◆ Directions for this task:
Pull out each line of the data that includes the word "text".

◆ Data provided:
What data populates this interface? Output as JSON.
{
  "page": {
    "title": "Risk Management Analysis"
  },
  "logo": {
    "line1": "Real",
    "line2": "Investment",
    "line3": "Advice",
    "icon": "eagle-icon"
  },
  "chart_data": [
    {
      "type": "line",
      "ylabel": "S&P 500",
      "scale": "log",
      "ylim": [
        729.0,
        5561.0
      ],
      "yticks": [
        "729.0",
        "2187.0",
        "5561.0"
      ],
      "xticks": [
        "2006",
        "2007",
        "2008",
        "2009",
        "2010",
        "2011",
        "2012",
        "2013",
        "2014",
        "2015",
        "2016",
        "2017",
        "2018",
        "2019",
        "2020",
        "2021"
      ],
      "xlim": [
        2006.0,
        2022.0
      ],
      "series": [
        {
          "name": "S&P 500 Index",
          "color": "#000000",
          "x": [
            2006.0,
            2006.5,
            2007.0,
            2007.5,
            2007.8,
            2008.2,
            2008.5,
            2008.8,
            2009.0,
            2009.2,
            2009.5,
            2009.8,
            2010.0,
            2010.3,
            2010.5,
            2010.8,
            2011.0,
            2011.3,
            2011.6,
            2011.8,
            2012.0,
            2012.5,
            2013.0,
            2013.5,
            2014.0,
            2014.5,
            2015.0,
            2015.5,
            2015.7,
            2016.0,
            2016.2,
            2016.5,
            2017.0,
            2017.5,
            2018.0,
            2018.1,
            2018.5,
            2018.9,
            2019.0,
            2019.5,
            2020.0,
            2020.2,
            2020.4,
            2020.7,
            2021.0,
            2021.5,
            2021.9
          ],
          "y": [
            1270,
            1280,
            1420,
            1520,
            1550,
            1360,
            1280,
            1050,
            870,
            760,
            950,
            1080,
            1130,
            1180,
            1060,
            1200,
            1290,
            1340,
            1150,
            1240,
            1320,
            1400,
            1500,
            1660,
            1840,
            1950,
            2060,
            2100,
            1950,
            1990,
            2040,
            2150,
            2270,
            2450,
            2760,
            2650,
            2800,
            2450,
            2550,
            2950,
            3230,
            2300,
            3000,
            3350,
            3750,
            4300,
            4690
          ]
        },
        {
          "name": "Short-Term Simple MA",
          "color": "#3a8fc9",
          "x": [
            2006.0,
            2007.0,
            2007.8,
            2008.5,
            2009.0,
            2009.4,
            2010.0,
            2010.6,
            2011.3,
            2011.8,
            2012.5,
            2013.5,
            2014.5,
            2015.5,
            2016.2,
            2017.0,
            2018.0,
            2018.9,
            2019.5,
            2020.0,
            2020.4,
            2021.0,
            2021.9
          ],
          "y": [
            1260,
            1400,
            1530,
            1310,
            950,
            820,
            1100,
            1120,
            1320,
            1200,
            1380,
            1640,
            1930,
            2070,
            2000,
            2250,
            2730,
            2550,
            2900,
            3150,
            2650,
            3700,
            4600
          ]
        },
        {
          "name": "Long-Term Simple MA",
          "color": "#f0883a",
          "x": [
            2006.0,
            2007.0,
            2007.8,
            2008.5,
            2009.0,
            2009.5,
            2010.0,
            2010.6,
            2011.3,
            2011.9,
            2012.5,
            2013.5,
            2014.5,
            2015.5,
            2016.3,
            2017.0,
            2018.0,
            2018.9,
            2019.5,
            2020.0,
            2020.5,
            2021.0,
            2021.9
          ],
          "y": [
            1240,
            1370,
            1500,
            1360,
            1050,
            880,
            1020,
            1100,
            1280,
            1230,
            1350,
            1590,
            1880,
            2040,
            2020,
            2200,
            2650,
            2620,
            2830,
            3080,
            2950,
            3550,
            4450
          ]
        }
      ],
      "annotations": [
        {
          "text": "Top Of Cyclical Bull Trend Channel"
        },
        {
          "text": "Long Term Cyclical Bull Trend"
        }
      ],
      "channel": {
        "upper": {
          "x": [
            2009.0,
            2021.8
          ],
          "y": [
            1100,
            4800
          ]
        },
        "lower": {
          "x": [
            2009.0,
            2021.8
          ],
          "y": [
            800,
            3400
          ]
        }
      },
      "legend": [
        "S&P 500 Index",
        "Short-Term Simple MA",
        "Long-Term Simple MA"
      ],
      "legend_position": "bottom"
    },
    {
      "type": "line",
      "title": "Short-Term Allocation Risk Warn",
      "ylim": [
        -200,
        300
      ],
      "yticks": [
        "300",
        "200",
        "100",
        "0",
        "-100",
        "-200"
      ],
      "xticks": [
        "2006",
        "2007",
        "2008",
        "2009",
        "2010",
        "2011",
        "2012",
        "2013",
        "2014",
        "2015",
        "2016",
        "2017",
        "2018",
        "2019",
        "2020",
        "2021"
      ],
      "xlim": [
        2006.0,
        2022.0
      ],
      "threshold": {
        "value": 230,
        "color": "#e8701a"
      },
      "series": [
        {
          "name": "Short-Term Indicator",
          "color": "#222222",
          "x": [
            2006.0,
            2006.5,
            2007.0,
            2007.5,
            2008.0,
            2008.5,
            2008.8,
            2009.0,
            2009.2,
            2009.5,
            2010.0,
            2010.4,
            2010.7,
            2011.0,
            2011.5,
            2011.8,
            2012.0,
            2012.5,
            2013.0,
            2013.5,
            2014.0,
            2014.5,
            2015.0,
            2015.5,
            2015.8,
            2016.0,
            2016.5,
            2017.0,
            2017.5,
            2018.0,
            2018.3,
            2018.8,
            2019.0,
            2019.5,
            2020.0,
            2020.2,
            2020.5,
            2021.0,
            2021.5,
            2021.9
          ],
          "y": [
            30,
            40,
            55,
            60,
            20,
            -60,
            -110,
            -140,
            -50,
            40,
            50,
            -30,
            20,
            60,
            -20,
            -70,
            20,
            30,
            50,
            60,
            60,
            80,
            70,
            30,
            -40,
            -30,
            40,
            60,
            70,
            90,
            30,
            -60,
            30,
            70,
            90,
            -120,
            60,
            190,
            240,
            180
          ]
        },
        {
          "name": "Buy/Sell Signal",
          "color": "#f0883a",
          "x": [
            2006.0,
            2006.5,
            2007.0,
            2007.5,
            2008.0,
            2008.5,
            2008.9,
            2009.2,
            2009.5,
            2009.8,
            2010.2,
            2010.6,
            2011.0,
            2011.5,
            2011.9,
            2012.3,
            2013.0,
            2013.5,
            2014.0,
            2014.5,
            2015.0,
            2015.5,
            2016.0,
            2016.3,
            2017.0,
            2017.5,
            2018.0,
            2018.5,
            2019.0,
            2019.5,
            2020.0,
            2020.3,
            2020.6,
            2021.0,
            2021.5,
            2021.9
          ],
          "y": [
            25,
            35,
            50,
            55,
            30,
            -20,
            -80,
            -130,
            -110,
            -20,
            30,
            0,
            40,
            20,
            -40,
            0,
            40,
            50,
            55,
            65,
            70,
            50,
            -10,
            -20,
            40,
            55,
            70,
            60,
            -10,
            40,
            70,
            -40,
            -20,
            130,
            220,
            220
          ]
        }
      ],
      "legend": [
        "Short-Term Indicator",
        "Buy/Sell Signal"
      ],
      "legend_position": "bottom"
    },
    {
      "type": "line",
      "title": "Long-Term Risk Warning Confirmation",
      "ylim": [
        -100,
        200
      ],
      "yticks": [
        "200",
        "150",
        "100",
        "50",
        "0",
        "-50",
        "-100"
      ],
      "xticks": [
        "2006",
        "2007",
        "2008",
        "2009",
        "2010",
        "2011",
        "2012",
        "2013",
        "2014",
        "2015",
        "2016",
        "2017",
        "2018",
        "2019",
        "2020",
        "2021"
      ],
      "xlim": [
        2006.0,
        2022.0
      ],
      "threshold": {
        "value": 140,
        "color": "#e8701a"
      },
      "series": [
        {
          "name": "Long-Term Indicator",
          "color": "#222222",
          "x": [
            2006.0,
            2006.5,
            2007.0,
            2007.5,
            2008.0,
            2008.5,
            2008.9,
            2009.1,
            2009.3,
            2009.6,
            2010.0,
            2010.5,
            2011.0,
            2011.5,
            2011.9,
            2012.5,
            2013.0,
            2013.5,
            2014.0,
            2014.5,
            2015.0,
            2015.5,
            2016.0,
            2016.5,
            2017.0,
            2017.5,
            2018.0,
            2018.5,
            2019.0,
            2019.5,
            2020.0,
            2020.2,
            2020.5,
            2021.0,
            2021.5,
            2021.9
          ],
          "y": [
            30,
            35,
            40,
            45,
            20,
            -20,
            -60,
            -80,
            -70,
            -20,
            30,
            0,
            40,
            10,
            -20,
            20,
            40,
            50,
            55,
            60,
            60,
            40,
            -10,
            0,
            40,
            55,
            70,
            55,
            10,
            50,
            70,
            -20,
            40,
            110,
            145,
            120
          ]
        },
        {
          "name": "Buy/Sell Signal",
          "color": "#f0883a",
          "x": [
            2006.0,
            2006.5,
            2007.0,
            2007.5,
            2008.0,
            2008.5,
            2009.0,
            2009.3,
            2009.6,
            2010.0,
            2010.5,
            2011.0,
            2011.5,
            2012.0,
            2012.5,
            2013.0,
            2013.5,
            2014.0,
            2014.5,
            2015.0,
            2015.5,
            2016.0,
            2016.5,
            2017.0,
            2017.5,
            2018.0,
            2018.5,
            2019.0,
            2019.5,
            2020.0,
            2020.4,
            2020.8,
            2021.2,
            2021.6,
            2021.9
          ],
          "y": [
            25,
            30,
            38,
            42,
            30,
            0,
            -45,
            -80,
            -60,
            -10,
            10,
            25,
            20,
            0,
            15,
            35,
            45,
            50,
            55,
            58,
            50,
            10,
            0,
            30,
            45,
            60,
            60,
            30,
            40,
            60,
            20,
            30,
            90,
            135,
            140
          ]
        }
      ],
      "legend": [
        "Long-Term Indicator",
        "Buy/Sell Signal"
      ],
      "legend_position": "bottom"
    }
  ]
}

◆ Full answer:
          "text": "Top Of Cyclical Bull Trend Channel"
          "text": "Long Term Cyclical Bull Trend"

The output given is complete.